### WHAT IS REQUIRED
Using the records that follow, copy every line containing the word "entry".

### DATA LISTING
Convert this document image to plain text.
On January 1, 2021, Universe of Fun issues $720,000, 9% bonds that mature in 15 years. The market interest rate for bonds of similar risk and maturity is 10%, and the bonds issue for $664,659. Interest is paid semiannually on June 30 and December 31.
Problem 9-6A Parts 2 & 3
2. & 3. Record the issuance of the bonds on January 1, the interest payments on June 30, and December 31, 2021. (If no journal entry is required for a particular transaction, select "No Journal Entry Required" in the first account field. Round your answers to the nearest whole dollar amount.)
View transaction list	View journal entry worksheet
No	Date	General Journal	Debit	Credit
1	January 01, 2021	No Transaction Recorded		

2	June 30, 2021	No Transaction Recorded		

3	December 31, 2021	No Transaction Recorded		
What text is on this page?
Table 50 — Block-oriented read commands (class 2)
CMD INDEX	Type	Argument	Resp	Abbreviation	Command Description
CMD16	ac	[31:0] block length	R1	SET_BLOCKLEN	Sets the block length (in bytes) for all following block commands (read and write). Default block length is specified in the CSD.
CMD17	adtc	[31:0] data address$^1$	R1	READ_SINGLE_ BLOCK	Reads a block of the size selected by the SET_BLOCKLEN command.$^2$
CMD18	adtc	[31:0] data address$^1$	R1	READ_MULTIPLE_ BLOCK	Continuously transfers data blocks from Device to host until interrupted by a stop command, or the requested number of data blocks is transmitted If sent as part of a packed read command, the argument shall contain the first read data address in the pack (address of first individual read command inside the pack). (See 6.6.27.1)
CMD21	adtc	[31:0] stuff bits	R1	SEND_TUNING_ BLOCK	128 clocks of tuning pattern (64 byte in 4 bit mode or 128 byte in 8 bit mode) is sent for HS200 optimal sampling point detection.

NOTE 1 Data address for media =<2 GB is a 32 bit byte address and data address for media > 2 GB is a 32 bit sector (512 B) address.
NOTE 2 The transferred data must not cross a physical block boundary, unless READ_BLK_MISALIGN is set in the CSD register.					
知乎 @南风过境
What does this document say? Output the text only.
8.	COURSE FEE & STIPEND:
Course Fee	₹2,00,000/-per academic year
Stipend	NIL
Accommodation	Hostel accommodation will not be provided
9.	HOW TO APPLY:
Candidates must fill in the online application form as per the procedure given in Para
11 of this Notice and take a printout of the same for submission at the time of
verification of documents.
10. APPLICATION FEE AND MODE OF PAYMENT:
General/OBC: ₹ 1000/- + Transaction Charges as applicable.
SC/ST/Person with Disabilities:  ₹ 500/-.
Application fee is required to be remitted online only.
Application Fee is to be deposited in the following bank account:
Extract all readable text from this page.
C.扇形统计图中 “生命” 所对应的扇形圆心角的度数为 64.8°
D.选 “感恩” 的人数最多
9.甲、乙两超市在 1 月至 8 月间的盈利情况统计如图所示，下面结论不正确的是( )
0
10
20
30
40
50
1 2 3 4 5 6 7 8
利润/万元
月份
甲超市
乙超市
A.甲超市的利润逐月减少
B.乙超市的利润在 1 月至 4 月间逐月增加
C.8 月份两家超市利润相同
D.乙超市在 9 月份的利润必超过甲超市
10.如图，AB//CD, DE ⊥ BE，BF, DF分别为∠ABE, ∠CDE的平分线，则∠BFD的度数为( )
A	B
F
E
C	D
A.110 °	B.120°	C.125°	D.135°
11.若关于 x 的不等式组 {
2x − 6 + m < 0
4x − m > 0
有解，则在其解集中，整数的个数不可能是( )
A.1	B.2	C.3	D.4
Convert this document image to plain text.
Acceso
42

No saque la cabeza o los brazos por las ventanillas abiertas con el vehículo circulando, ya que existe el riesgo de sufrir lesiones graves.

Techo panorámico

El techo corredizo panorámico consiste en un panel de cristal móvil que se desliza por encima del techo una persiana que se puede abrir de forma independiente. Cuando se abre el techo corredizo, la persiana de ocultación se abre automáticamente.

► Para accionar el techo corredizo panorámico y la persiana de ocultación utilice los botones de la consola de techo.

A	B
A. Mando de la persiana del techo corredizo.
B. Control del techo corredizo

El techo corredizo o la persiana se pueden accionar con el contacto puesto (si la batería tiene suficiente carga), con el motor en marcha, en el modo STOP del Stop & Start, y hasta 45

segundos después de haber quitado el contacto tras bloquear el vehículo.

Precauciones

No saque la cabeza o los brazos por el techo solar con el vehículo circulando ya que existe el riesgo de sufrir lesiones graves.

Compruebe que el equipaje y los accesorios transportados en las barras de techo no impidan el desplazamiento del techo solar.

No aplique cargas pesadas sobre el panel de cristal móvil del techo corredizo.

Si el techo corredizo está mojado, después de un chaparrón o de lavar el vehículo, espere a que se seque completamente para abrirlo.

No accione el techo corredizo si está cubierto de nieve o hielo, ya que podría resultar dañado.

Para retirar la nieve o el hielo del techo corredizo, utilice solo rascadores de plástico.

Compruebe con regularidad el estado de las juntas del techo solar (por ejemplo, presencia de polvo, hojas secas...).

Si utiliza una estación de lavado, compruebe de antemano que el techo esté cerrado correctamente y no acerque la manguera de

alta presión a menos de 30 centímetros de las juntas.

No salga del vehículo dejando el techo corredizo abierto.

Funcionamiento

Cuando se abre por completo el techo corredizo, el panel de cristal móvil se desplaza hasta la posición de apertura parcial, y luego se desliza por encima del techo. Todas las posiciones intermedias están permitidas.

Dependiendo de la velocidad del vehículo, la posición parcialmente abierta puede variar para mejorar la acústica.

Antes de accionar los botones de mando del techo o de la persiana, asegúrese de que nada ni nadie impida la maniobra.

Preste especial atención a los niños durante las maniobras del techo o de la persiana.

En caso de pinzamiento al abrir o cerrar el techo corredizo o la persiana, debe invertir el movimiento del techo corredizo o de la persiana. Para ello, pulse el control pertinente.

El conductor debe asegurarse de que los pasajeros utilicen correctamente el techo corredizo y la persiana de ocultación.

### ANSWER
2. & 3. Record the issuance of the bonds on January 1, the interest payments on June 30, and December 31, 2021. (If no journal entry is required for a particular transaction, select "No Journal Entry Required" in the first account field. Round your answers to the nearest whole dollar amount.)
View transaction list	View journal entry worksheet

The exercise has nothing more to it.